== MATERIAL FOR THIS TASK ==
#####

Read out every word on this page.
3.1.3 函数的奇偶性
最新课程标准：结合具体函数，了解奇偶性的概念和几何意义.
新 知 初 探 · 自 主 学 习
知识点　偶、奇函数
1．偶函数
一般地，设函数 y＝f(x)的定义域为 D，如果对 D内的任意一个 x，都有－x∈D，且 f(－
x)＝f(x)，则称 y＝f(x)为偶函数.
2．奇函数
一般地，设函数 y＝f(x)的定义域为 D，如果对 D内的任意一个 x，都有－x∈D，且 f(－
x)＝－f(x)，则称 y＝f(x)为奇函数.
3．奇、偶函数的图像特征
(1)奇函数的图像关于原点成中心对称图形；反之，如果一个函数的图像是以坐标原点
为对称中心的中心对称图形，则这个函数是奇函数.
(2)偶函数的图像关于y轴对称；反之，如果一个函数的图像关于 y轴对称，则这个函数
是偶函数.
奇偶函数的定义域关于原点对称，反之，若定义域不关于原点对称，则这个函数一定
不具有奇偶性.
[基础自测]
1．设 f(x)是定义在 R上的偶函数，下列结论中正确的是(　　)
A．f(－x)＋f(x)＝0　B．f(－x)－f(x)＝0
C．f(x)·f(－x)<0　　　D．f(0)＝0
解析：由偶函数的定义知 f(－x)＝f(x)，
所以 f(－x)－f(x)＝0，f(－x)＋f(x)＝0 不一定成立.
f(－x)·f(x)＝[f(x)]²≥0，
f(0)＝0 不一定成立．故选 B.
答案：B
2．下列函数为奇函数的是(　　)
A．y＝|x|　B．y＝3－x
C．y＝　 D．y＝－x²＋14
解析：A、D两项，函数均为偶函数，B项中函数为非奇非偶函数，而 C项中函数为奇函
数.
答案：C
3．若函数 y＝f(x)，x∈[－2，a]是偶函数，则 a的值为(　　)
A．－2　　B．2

#####

== DIRECTION ==
Nothing should be left out: repeat all of the data exactly.

== RESULT BELOW ==
Read out every word on this page.
3.1.3 函数的奇偶性
最新课程标准：结合具体函数，了解奇偶性的概念和几何意义.
新 知 初 探 · 自 主 学 习
知识点　偶、奇函数
1．偶函数
一般地，设函数 y＝f(x)的定义域为 D，如果对 D内的任意一个 x，都有－x∈D，且 f(－
x)＝f(x)，则称 y＝f(x)为偶函数.
2．奇函数
一般地，设函数 y＝f(x)的定义域为 D，如果对 D内的任意一个 x，都有－x∈D，且 f(－
x)＝－f(x)，则称 y＝f(x)为奇函数.
3．奇、偶函数的图像特征
(1)奇函数的图像关于原点成中心对称图形；反之，如果一个函数的图像是以坐标原点
为对称中心的中心对称图形，则这个函数是奇函数.
(2)偶函数的图像关于y轴对称；反之，如果一个函数的图像关于 y轴对称，则这个函数
是偶函数.
奇偶函数的定义域关于原点对称，反之，若定义域不关于原点对称，则这个函数一定
不具有奇偶性.
[基础自测]
1．设 f(x)是定义在 R上的偶函数，下列结论中正确的是(　　)
A．f(－x)＋f(x)＝0　B．f(－x)－f(x)＝0
C．f(x)·f(－x)<0　　　D．f(0)＝0
解析：由偶函数的定义知 f(－x)＝f(x)，
所以 f(－x)－f(x)＝0，f(－x)＋f(x)＝0 不一定成立.
f(－x)·f(x)＝[f(x)]²≥0，
f(0)＝0 不一定成立．故选 B.
答案：B
2．下列函数为奇函数的是(　　)
A．y＝|x|　B．y＝3－x
C．y＝　 D．y＝－x²＋14
解析：A、D两项，函数均为偶函数，B项中函数为非奇非偶函数，而 C项中函数为奇函
数.
答案：C
3．若函数 y＝f(x)，x∈[－2，a]是偶函数，则 a的值为(　　)
A．－2　　B．2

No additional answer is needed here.